## WHAT YOU ARE ASKED TO DO:
Transcribe each line exactly.

[start DATA IN THIS EXERCISE]

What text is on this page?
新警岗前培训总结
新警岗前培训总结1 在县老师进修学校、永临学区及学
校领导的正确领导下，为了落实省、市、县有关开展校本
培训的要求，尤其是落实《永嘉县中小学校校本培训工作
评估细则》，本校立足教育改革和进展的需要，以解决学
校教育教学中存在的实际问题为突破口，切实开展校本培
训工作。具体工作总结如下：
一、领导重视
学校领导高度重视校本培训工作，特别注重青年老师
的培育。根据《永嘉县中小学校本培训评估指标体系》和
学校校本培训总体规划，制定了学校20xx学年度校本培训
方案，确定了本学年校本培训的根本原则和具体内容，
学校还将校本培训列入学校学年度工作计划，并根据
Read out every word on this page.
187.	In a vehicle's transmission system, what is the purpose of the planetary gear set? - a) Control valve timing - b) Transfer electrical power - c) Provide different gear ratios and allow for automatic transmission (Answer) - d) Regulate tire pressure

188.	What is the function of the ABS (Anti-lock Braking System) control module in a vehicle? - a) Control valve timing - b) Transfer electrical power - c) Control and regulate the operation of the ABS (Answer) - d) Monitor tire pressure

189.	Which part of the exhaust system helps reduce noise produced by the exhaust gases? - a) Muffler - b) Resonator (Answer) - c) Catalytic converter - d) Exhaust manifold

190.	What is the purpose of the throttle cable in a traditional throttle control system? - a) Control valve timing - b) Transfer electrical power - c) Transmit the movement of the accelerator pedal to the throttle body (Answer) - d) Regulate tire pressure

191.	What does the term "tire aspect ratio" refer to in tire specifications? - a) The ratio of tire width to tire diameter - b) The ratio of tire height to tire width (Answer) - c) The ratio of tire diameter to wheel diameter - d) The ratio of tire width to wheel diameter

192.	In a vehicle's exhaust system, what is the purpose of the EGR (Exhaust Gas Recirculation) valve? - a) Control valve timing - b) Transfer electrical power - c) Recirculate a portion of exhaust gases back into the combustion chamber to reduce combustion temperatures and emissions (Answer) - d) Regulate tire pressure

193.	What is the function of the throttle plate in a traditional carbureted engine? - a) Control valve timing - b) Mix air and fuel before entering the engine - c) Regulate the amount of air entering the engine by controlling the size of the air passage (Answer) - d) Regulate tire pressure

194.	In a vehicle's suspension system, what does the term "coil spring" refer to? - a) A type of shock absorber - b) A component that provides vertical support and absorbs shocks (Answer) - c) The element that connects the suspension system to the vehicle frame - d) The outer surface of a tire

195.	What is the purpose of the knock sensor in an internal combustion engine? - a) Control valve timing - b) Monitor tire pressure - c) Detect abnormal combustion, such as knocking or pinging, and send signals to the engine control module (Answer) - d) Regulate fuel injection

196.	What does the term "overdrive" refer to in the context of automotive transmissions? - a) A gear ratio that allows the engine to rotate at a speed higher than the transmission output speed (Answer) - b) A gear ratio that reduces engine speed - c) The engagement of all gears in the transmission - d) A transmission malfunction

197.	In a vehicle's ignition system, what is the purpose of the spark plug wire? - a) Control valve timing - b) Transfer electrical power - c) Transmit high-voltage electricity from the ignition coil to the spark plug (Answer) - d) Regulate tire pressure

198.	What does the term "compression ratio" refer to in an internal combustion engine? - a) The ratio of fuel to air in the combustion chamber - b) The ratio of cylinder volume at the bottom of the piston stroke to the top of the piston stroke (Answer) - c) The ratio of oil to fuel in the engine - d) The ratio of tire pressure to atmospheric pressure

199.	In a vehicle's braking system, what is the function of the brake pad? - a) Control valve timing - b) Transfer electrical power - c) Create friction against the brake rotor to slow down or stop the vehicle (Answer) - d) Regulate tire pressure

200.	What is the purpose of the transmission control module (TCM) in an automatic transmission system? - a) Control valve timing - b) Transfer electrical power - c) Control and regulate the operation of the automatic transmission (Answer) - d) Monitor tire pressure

[end DATA IN THIS EXERCISE]

## CORRECT RESPONSE:
What text is on this page?
新警岗前培训总结
新警岗前培训总结1 在县老师进修学校、永临学区及学
校领导的正确领导下，为了落实省、市、县有关开展校本
培训的要求，尤其是落实《永嘉县中小学校校本培训工作
评估细则》，本校立足教育改革和进展的需要，以解决学
校教育教学中存在的实际问题为突破口，切实开展校本培
训工作。具体工作总结如下：
一、领导重视
学校领导高度重视校本培训工作，特别注重青年老师
的培育。根据《永嘉县中小学校本培训评估指标体系》和
学校校本培训总体规划，制定了学校20xx学年度校本培训
方案，确定了本学年校本培训的根本原则和具体内容，
学校还将校本培训列入学校学年度工作计划，并根据
Read out every word on this page.
187.	In a vehicle's transmission system, what is the purpose of the planetary gear set? - a) Control valve timing - b) Transfer electrical power - c) Provide different gear ratios and allow for automatic transmission (Answer) - d) Regulate tire pressure

188.	What is the function of the ABS (Anti-lock Braking System) control module in a vehicle? - a) Control valve timing - b) Transfer electrical power - c) Control and regulate the operation of the ABS (Answer) - d) Monitor tire pressure

189.	Which part of the exhaust system helps reduce noise produced by the exhaust gases? - a) Muffler - b) Resonator (Answer) - c) Catalytic converter - d) Exhaust manifold

190.	What is the purpose of the throttle cable in a traditional throttle control system? - a) Control valve timing - b) Transfer electrical power - c) Transmit the movement of the accelerator pedal to the throttle body (Answer) - d) Regulate tire pressure

191.	What does the term "tire aspect ratio" refer to in tire specifications? - a) The ratio of tire width to tire diameter - b) The ratio of tire height to tire width (Answer) - c) The ratio of tire diameter to wheel diameter - d) The ratio of tire width to wheel diameter

192.	In a vehicle's exhaust system, what is the purpose of the EGR (Exhaust Gas Recirculation) valve? - a) Control valve timing - b) Transfer electrical power - c) Recirculate a portion of exhaust gases back into the combustion chamber to reduce combustion temperatures and emissions (Answer) - d) Regulate tire pressure

193.	What is the function of the throttle plate in a traditional carbureted engine? - a) Control valve timing - b) Mix air and fuel before entering the engine - c) Regulate the amount of air entering the engine by controlling the size of the air passage (Answer) - d) Regulate tire pressure

194.	In a vehicle's suspension system, what does the term "coil spring" refer to? - a) A type of shock absorber - b) A component that provides vertical support and absorbs shocks (Answer) - c) The element that connects the suspension system to the vehicle frame - d) The outer surface of a tire

195.	What is the purpose of the knock sensor in an internal combustion engine? - a) Control valve timing - b) Monitor tire pressure - c) Detect abnormal combustion, such as knocking or pinging, and send signals to the engine control module (Answer) - d) Regulate fuel injection

196.	What does the term "overdrive" refer to in the context of automotive transmissions? - a) A gear ratio that allows the engine to rotate at a speed higher than the transmission output speed (Answer) - b) A gear ratio that reduces engine speed - c) The engagement of all gears in the transmission - d) A transmission malfunction

197.	In a vehicle's ignition system, what is the purpose of the spark plug wire? - a) Control valve timing - b) Transfer electrical power - c) Transmit high-voltage electricity from the ignition coil to the spark plug (Answer) - d) Regulate tire pressure

198.	What does the term "compression ratio" refer to in an internal combustion engine? - a) The ratio of fuel to air in the combustion chamber - b) The ratio of cylinder volume at the bottom of the piston stroke to the top of the piston stroke (Answer) - c) The ratio of oil to fuel in the engine - d) The ratio of tire pressure to atmospheric pressure

199.	In a vehicle's braking system, what is the function of the brake pad? - a) Control valve timing - b) Transfer electrical power - c) Create friction against the brake rotor to slow down or stop the vehicle (Answer) - d) Regulate tire pressure

200.	What is the purpose of the transmission control module (TCM) in an automatic transmission system? - a) Control valve timing - b) Transfer electrical power - c) Control and regulate the operation of the automatic transmission (Answer) - d) Monitor tire pressure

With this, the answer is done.